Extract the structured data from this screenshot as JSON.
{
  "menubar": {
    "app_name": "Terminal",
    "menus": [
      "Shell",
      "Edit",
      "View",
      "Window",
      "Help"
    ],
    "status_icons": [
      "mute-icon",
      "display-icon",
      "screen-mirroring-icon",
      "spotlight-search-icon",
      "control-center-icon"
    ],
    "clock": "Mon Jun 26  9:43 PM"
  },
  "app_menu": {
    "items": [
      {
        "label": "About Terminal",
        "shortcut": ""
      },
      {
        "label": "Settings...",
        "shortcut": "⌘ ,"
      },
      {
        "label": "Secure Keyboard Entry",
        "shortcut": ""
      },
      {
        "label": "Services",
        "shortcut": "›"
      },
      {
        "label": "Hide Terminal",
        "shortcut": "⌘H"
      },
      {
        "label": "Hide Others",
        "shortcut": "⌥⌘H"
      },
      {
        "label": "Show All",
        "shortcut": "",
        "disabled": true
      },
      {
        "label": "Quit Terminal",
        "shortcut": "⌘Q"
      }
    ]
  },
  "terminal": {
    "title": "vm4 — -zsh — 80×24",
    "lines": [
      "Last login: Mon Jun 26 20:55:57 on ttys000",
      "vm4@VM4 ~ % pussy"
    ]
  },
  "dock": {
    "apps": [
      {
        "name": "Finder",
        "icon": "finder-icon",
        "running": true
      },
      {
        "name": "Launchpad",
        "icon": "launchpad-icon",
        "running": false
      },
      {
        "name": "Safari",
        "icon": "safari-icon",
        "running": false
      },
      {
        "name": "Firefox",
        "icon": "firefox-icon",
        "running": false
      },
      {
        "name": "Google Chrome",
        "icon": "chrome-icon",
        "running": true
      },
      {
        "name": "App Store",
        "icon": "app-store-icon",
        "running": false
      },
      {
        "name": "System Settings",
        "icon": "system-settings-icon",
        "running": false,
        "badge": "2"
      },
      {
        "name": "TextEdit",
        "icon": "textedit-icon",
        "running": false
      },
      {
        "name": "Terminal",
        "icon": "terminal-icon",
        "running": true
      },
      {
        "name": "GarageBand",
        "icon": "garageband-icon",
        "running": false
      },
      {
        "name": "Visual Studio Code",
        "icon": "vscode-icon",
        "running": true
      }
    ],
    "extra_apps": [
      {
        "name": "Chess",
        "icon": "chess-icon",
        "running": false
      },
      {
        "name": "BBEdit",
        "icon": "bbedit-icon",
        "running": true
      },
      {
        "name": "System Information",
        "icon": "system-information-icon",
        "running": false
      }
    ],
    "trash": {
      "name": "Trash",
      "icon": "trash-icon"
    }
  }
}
++++++++++
**REQUIRED WORK:**
Exactly as shown above, return every record.

**RESULT OF THIS TASK:**
Extract the structured data from this screenshot as JSON.
{
  "menubar": {
    "app_name": "Terminal",
    "menus": [
      "Shell",
      "Edit",
      "View",
      "Window",
      "Help"
    ],
    "status_icons": [
      "mute-icon",
      "display-icon",
      "screen-mirroring-icon",
      "spotlight-search-icon",
      "control-center-icon"
    ],
    "clock": "Mon Jun 26  9:43 PM"
  },
  "app_menu": {
    "items": [
      {
        "label": "About Terminal",
        "shortcut": ""
      },
      {
        "label": "Settings...",
        "shortcut": "⌘ ,"
      },
      {
        "label": "Secure Keyboard Entry",
        "shortcut": ""
      },
      {
        "label": "Services",
        "shortcut": "›"
      },
      {
        "label": "Hide Terminal",
        "shortcut": "⌘H"
      },
      {
        "label": "Hide Others",
        "shortcut": "⌥⌘H"
      },
      {
        "label": "Show All",
        "shortcut": "",
        "disabled": true
      },
      {
        "label": "Quit Terminal",
        "shortcut": "⌘Q"
      }
    ]
  },
  "terminal": {
    "title": "vm4 — -zsh — 80×24",
    "lines": [
      "Last login: Mon Jun 26 20:55:57 on ttys000",
      "vm4@VM4 ~ % pussy"
    ]
  },
  "dock": {
    "apps": [
      {
        "name": "Finder",
        "icon": "finder-icon",
        "running": true
      },
      {
        "name": "Launchpad",
        "icon": "launchpad-icon",
        "running": false
      },
      {
        "name": "Safari",
        "icon": "safari-icon",
        "running": false
      },
      {
        "name": "Firefox",
        "icon": "firefox-icon",
        "running": false
      },
      {
        "name": "Google Chrome",
        "icon": "chrome-icon",
        "running": true
      },
      {
        "name": "App Store",
        "icon": "app-store-icon",
        "running": false
      },
      {
        "name": "System Settings",
        "icon": "system-settings-icon",
        "running": false,
        "badge": "2"
      },
      {
        "name": "TextEdit",
        "icon": "textedit-icon",
        "running": false
      },
      {
        "name": "Terminal",
        "icon": "terminal-icon",
        "running": true
      },
      {
        "name": "GarageBand",
        "icon": "garageband-icon",
        "running": false
      },
      {
        "name": "Visual Studio Code",
        "icon": "vscode-icon",
        "running": true
      }
    ],
    "extra_apps": [
      {
        "name": "Chess",
        "icon": "chess-icon",
        "running": false
      },
      {
        "name": "BBEdit",
        "icon": "bbedit-icon",
        "running": true
      },
      {
        "name": "System Information",
        "icon": "system-information-icon",
        "running": false
      }
    ],
    "trash": {
      "name": "Trash",
      "icon": "trash-icon"
    }
  }
}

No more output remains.